— START SUPPLIED ENTRIES —

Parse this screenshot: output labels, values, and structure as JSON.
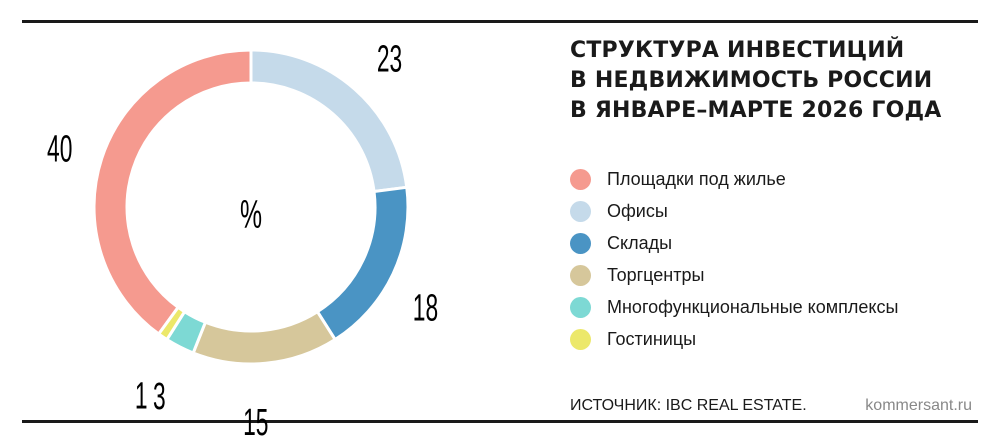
{
  "chart_data": {
    "type": "pie",
    "variant": "donut",
    "unit_label": "%",
    "title_lines": [
      "СТРУКТУРА ИНВЕСТИЦИЙ",
      "В НЕДВИЖИМОСТЬ РОССИИ",
      "В ЯНВАРЕ–МАРТЕ 2026 ГОДА"
    ],
    "slices": [
      {
        "label": "Площадки под жилье",
        "value": 40,
        "color": "#f59a8f"
      },
      {
        "label": "Офисы",
        "value": 23,
        "color": "#c5daea"
      },
      {
        "label": "Склады",
        "value": 18,
        "color": "#4a94c4"
      },
      {
        "label": "Торгцентры",
        "value": 15,
        "color": "#d6c79b"
      },
      {
        "label": "Многофункциональные комплексы",
        "value": 3,
        "color": "#7dd9d4"
      },
      {
        "label": "Гостиницы",
        "value": 1,
        "color": "#ece86a"
      }
    ],
    "legend_position": "right"
  },
  "source": "ИСТОЧНИК: IBC REAL ESTATE.",
  "site": "kommersant.ru"
}
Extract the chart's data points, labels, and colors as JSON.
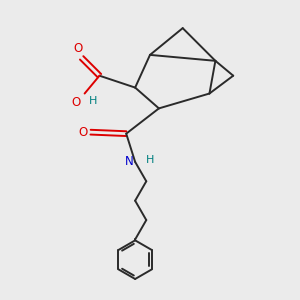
{
  "background_color": "#ebebeb",
  "bond_color": "#2a2a2a",
  "bond_width": 1.4,
  "O_color": "#dd0000",
  "N_color": "#0000cc",
  "H_color": "#008080",
  "figsize": [
    3.0,
    3.0
  ],
  "dpi": 100,
  "xlim": [
    0,
    10
  ],
  "ylim": [
    0,
    10
  ]
}
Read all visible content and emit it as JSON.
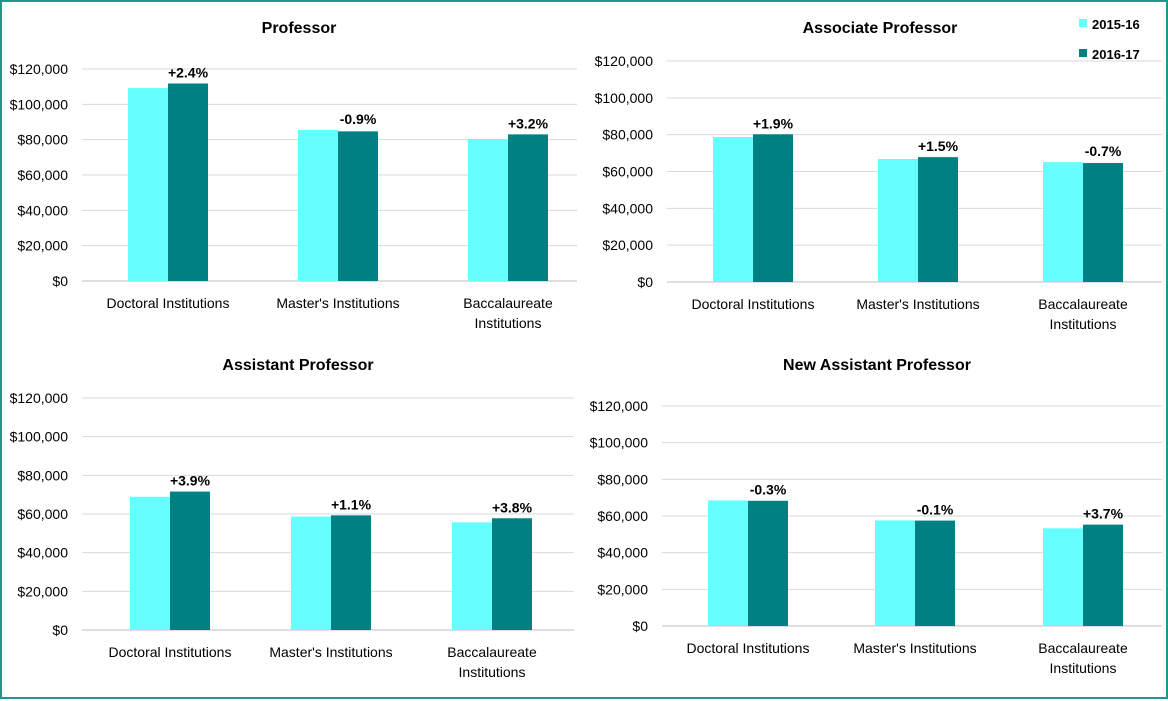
{
  "colors": {
    "2015-16": "#66FFFF",
    "2016-17": "#008080",
    "border": "#1a9a8a"
  },
  "legend": [
    "2015-16",
    "2016-17"
  ],
  "legend_position": "top-right",
  "chart_data": [
    {
      "type": "bar",
      "title": "Professor",
      "categories": [
        "Doctoral Institutions",
        "Master's Institutions",
        "Baccalaureate Institutions"
      ],
      "series": [
        {
          "name": "2015-16",
          "values": [
            109200,
            85500,
            80400
          ]
        },
        {
          "name": "2016-17",
          "values": [
            111800,
            84700,
            83000
          ]
        }
      ],
      "data_labels": [
        "+2.4%",
        "-0.9%",
        "+3.2%"
      ],
      "ylim": [
        0,
        120000
      ],
      "yticks": [
        "$0",
        "$20,000",
        "$40,000",
        "$60,000",
        "$80,000",
        "$100,000",
        "$120,000"
      ],
      "grid": true
    },
    {
      "type": "bar",
      "title": "Associate Professor",
      "categories": [
        "Doctoral Institutions",
        "Master's Institutions",
        "Baccalaureate Institutions"
      ],
      "series": [
        {
          "name": "2015-16",
          "values": [
            78700,
            66800,
            65100
          ]
        },
        {
          "name": "2016-17",
          "values": [
            80200,
            67800,
            64600
          ]
        }
      ],
      "data_labels": [
        "+1.9%",
        "+1.5%",
        "-0.7%"
      ],
      "ylim": [
        0,
        120000
      ],
      "yticks": [
        "$0",
        "$20,000",
        "$40,000",
        "$60,000",
        "$80,000",
        "$100,000",
        "$120,000"
      ],
      "grid": true
    },
    {
      "type": "bar",
      "title": "Assistant Professor",
      "categories": [
        "Doctoral Institutions",
        "Master's Institutions",
        "Baccalaureate Institutions"
      ],
      "series": [
        {
          "name": "2015-16",
          "values": [
            68900,
            58700,
            55700
          ]
        },
        {
          "name": "2016-17",
          "values": [
            71600,
            59300,
            57800
          ]
        }
      ],
      "data_labels": [
        "+3.9%",
        "+1.1%",
        "+3.8%"
      ],
      "ylim": [
        0,
        120000
      ],
      "yticks": [
        "$0",
        "$20,000",
        "$40,000",
        "$60,000",
        "$80,000",
        "$100,000",
        "$120,000"
      ],
      "grid": true
    },
    {
      "type": "bar",
      "title": "New Assistant Professor",
      "categories": [
        "Doctoral Institutions",
        "Master's Institutions",
        "Baccalaureate Institutions"
      ],
      "series": [
        {
          "name": "2015-16",
          "values": [
            68500,
            57600,
            53300
          ]
        },
        {
          "name": "2016-17",
          "values": [
            68300,
            57500,
            55300
          ]
        }
      ],
      "data_labels": [
        "-0.3%",
        "-0.1%",
        "+3.7%"
      ],
      "ylim": [
        0,
        120000
      ],
      "yticks": [
        "$0",
        "$20,000",
        "$40,000",
        "$60,000",
        "$80,000",
        "$100,000",
        "$120,000"
      ],
      "grid": true
    }
  ]
}
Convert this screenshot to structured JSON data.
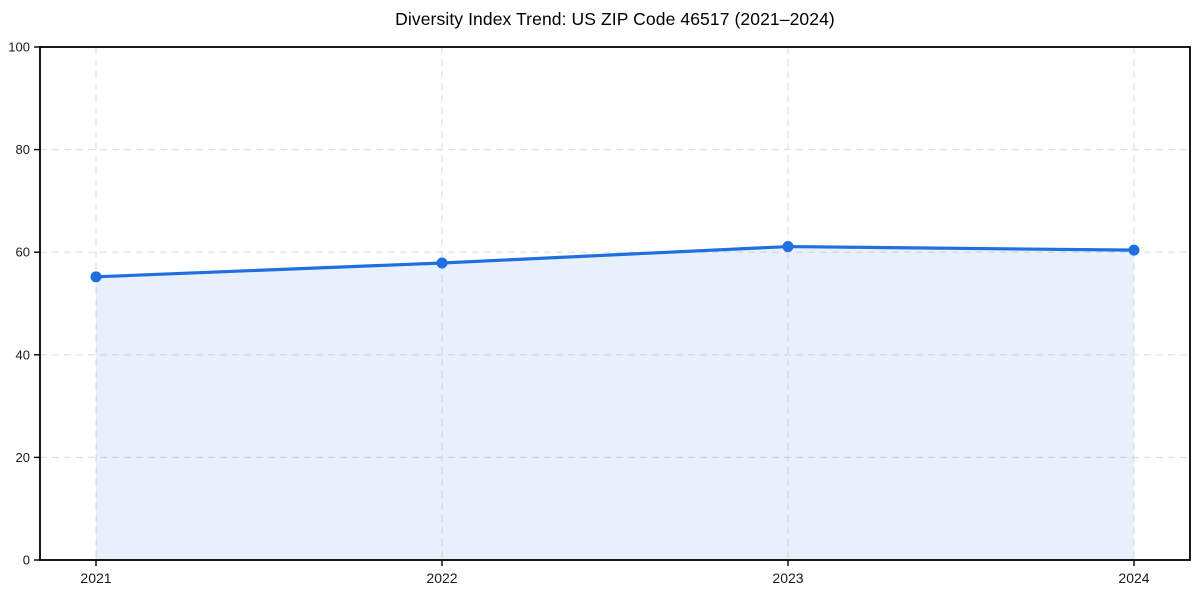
{
  "chart_data": {
    "type": "line",
    "title": "Diversity Index Trend: US ZIP Code 46517 (2021–2024)",
    "categories": [
      "2021",
      "2022",
      "2023",
      "2024"
    ],
    "values": [
      55.2,
      57.9,
      61.1,
      60.4
    ],
    "xlabel": "",
    "ylabel": "",
    "ylim": [
      0,
      100
    ],
    "yticks": [
      0,
      20,
      40,
      60,
      80,
      100
    ],
    "grid": "dashed-both-axes",
    "legend": "none",
    "markers": "filled-circle",
    "area_fill": true,
    "colors": {
      "line": "#1f6fe0",
      "fill": "rgba(31,111,224,0.10)",
      "grid": "#e1e1e1",
      "axis": "#000000",
      "text": "#1a1a1a",
      "background": "#ffffff"
    }
  }
}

— END SUPPLIED ENTRIES —

WHAT TO DO:
List each line of the entries that holds the string "this".

REPLY TO THE TASK:
Parse this screenshot: output labels, values, and structure as JSON.
Convert this screenshot to structured JSON data.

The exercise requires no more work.